Repeat each line of the material exactly.

··· PROVIDED DATA ···

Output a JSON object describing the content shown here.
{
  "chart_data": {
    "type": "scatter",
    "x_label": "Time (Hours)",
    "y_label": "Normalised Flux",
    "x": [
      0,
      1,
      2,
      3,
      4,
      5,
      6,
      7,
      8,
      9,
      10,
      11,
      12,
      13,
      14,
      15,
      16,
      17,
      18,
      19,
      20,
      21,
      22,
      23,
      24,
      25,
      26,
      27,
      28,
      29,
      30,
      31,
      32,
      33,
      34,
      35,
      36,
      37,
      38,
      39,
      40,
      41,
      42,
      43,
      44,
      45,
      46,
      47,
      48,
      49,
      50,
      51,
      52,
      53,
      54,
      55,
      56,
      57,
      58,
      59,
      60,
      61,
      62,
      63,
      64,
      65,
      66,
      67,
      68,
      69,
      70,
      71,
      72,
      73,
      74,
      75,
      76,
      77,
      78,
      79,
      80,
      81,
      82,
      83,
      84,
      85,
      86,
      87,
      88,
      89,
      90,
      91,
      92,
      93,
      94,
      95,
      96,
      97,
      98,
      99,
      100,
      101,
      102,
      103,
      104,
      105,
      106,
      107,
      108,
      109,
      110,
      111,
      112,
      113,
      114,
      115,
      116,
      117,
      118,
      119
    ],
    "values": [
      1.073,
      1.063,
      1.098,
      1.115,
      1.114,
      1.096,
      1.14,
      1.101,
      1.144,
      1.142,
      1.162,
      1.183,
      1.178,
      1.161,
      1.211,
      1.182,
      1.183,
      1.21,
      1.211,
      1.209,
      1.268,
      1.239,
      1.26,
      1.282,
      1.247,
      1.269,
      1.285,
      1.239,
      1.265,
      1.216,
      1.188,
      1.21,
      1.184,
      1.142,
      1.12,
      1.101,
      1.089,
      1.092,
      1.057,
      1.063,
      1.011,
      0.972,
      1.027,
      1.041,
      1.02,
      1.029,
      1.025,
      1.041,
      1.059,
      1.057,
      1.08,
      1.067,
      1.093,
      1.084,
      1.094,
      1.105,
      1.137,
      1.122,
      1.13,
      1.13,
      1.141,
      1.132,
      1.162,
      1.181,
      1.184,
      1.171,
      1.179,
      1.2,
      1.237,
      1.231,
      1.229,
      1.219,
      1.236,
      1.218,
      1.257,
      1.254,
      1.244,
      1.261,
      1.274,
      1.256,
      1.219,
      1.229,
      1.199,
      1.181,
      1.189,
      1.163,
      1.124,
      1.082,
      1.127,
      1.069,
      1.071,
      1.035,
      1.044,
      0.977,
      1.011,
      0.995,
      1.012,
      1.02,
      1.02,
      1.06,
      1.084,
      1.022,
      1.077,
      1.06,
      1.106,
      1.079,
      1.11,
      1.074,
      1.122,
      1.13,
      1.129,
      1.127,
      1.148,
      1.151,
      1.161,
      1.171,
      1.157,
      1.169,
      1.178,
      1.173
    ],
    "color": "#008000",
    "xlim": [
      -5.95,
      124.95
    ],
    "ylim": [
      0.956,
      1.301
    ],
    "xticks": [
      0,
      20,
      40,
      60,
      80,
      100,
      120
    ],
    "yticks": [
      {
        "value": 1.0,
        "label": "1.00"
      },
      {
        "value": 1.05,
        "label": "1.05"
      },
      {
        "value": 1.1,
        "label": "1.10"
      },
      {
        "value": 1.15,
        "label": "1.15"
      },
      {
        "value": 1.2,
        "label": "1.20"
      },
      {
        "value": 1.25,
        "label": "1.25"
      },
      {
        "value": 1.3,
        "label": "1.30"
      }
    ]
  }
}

···

**RESULT BELOW:**
Output a JSON object describing the content shown here.
{
  "chart_data": {
    "type": "scatter",
    "x_label": "Time (Hours)",
    "y_label": "Normalised Flux",
    "x": [
      0,
      1,
      2,
      3,
      4,
      5,
      6,
      7,
      8,
      9,
      10,
      11,
      12,
      13,
      14,
      15,
      16,
      17,
      18,
      19,
      20,
      21,
      22,
      23,
      24,
      25,
      26,
      27,
      28,
      29,
      30,
      31,
      32,
      33,
      34,
      35,
      36,
      37,
      38,
      39,
      40,
      41,
      42,
      43,
      44,
      45,
      46,
      47,
      48,
      49,
      50,
      51,
      52,
      53,
      54,
      55,
      56,
      57,
      58,
      59,
      60,
      61,
      62,
      63,
      64,
      65,
      66,
      67,
      68,
      69,
      70,
      71,
      72,
      73,
      74,
      75,
      76,
      77,
      78,
      79,
      80,
      81,
      82,
      83,
      84,
      85,
      86,
      87,
      88,
      89,
      90,
      91,
      92,
      93,
      94,
      95,
      96,
      97,
      98,
      99,
      100,
      101,
      102,
      103,
      104,
      105,
      106,
      107,
      108,
      109,
      110,
      111,
      112,
      113,
      114,
      115,
      116,
      117,
      118,
      119
    ],
    "values": [
      1.073,
      1.063,
      1.098,
      1.115,
      1.114,
      1.096,
      1.14,
      1.101,
      1.144,
      1.142,
      1.162,
      1.183,
      1.178,
      1.161,
      1.211,
      1.182,
      1.183,
      1.21,
      1.211,
      1.209,
      1.268,
      1.239,
      1.26,
      1.282,
      1.247,
      1.269,
      1.285,
      1.239,
      1.265,
      1.216,
      1.188,
      1.21,
      1.184,
      1.142,
      1.12,
      1.101,
      1.089,
      1.092,
      1.057,
      1.063,
      1.011,
      0.972,
      1.027,
      1.041,
      1.02,
      1.029,
      1.025,
      1.041,
      1.059,
      1.057,
      1.08,
      1.067,
      1.093,
      1.084,
      1.094,
      1.105,
      1.137,
      1.122,
      1.13,
      1.13,
      1.141,
      1.132,
      1.162,
      1.181,
      1.184,
      1.171,
      1.179,
      1.2,
      1.237,
      1.231,
      1.229,
      1.219,
      1.236,
      1.218,
      1.257,
      1.254,
      1.244,
      1.261,
      1.274,
      1.256,
      1.219,
      1.229,
      1.199,
      1.181,
      1.189,
      1.163,
      1.124,
      1.082,
      1.127,
      1.069,
      1.071,
      1.035,
      1.044,
      0.977,
      1.011,
      0.995,
      1.012,
      1.02,
      1.02,
      1.06,
      1.084,
      1.022,
      1.077,
      1.06,
      1.106,
      1.079,
      1.11,
      1.074,
      1.122,
      1.13,
      1.129,
      1.127,
      1.148,
      1.151,
      1.161,
      1.171,
      1.157,
      1.169,
      1.178,
      1.173
    ],
    "color": "#008000",
    "xlim": [
      -5.95,
      124.95
    ],
    "ylim": [
      0.956,
      1.301
    ],
    "xticks": [
      0,
      20,
      40,
      60,
      80,
      100,
      120
    ],
    "yticks": [
      {
        "value": 1.0,
        "label": "1.00"
      },
      {
        "value": 1.05,
        "label": "1.05"
      },
      {
        "value": 1.1,
        "label": "1.10"
      },
      {
        "value": 1.15,
        "label": "1.15"
      },
      {
        "value": 1.2,
        "label": "1.20"
      },
      {
        "value": 1.25,
        "label": "1.25"
      },
      {
        "value": 1.3,
        "label": "1.30"
      }
    ]
  }
}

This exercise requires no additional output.